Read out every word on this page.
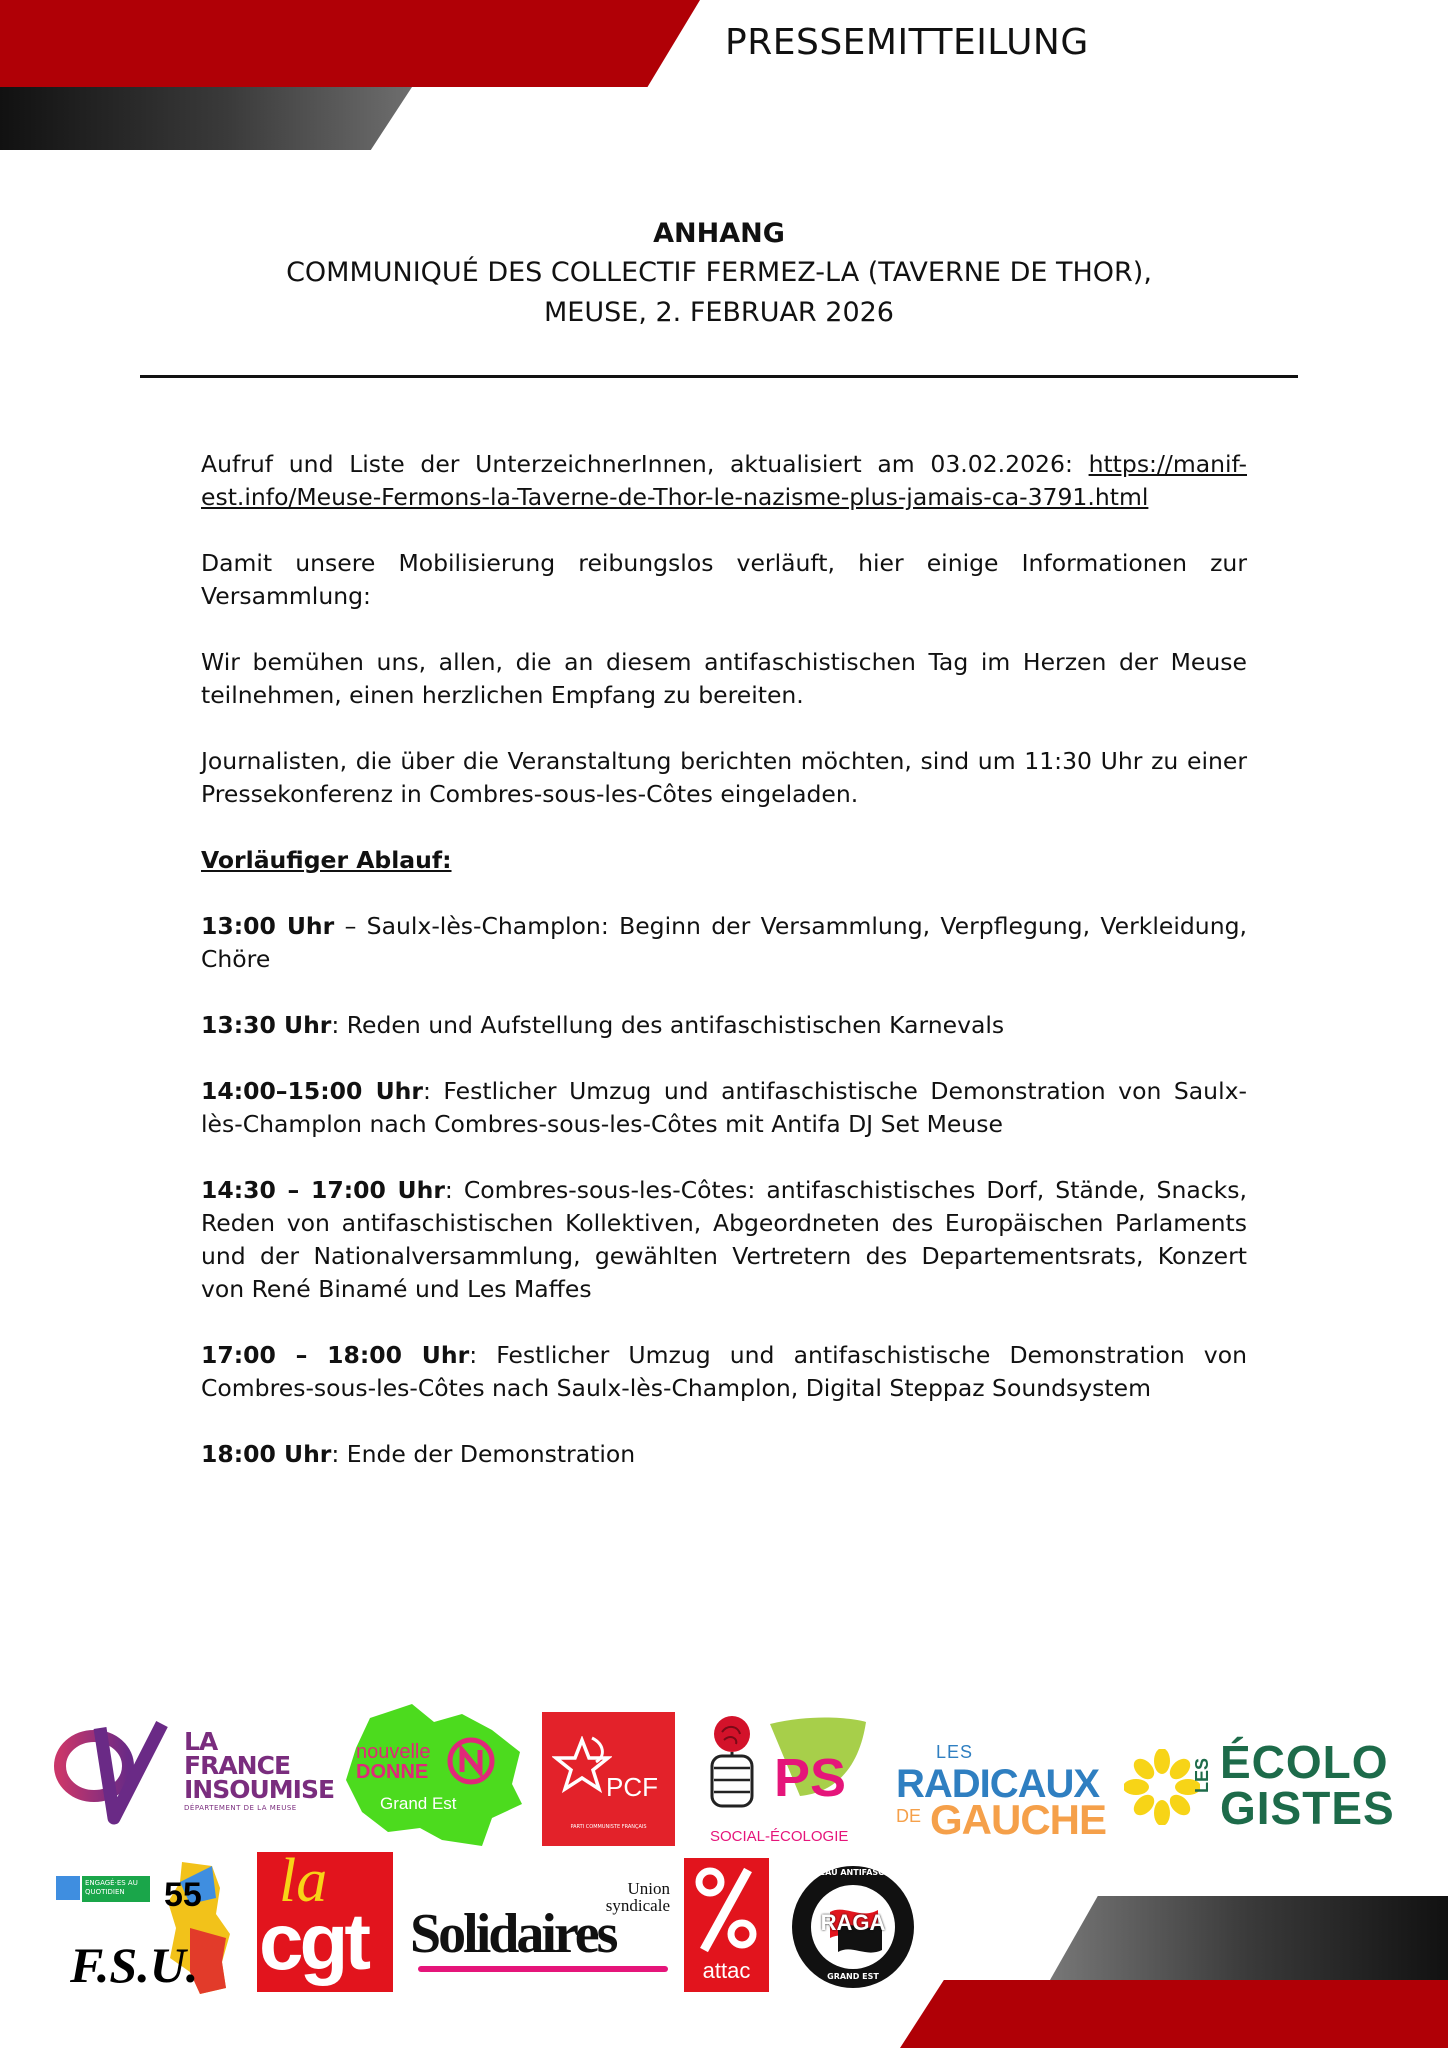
PRESSEMITTEILUNG
ANHANG
COMMUNIQUÉ DES COLLECTIF FERMEZ-LA (TAVERNE DE THOR),
MEUSE, 2. FEBRUAR 2026

Aufruf und Liste der UnterzeichnerInnen, aktualisiert am 03.02.2026: https://manif-est.info/Meuse-Fermons-la-Taverne-de-Thor-le-nazisme-plus-jamais-ca-3791.html

Damit unsere Mobilisierung reibungslos verläuft, hier einige Informationen zur Versammlung:

Wir bemühen uns, allen, die an diesem antifaschistischen Tag im Herzen der Meuse teilnehmen, einen herzlichen Empfang zu bereiten.

Journalisten, die über die Veranstaltung berichten möchten, sind um 11:30 Uhr zu einer Pressekonferenz in Combres-sous-les-Côtes eingeladen.

Vorläufiger Ablauf:

13:00 Uhr – Saulx-lès-Champlon: Beginn der Versammlung, Verpflegung, Verkleidung, Chöre

13:30 Uhr: Reden und Aufstellung des antifaschistischen Karnevals

14:00–15:00 Uhr: Festlicher Umzug und antifaschistische Demonstration von Saulx-lès-Champlon nach Combres-sous-les-Côtes mit Antifa DJ Set Meuse

14:30 – 17:00 Uhr: Combres-sous-les-Côtes: antifaschistisches Dorf, Stände, Snacks, Reden von antifaschistischen Kollektiven, Abgeordneten des Europäischen Parlaments und der Nationalversammlung, gewählten Vertretern des Departementsrats, Konzert von René Binamé und Les Maffes

17:00 – 18:00 Uhr: Festlicher Umzug und antifaschistische Demonstration von Combres-sous-les-Côtes nach Saulx-lès-Champlon, Digital Steppaz Soundsystem

18:00 Uhr: Ende der Demonstration

LA
FRANCE
INSOUMISE
DÉPARTEMENT DE LA MEUSE
nouvelle
DONNE
Grand Est
PCF
PARTI COMMUNISTE FRANÇAIS
PS
SOCIAL-ÉCOLOGIE
LES
RADICAUX
DE GAUCHE
LES ÉCOLO
GISTES
55
ENGAGÉ·ES AU QUOTIDIEN
F.S.U.
la
cgt
Union
syndicale
Solidaires
attac
RÉSEAU ANTIFASCISTE
RAGA
GRAND EST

· · ·

Exercise instructions
From the listing above, return each line with the word "Umzug".

Task output
14:00–15:00 Uhr: Festlicher Umzug und antifaschistische Demonstration von Saulx-lès-Champlon nach Combres-sous-les-Côtes mit Antifa DJ Set Meuse
17:00 – 18:00 Uhr: Festlicher Umzug und antifaschistische Demonstration von Combres-sous-les-Côtes nach Saulx-lès-Champlon, Digital Steppaz Soundsystem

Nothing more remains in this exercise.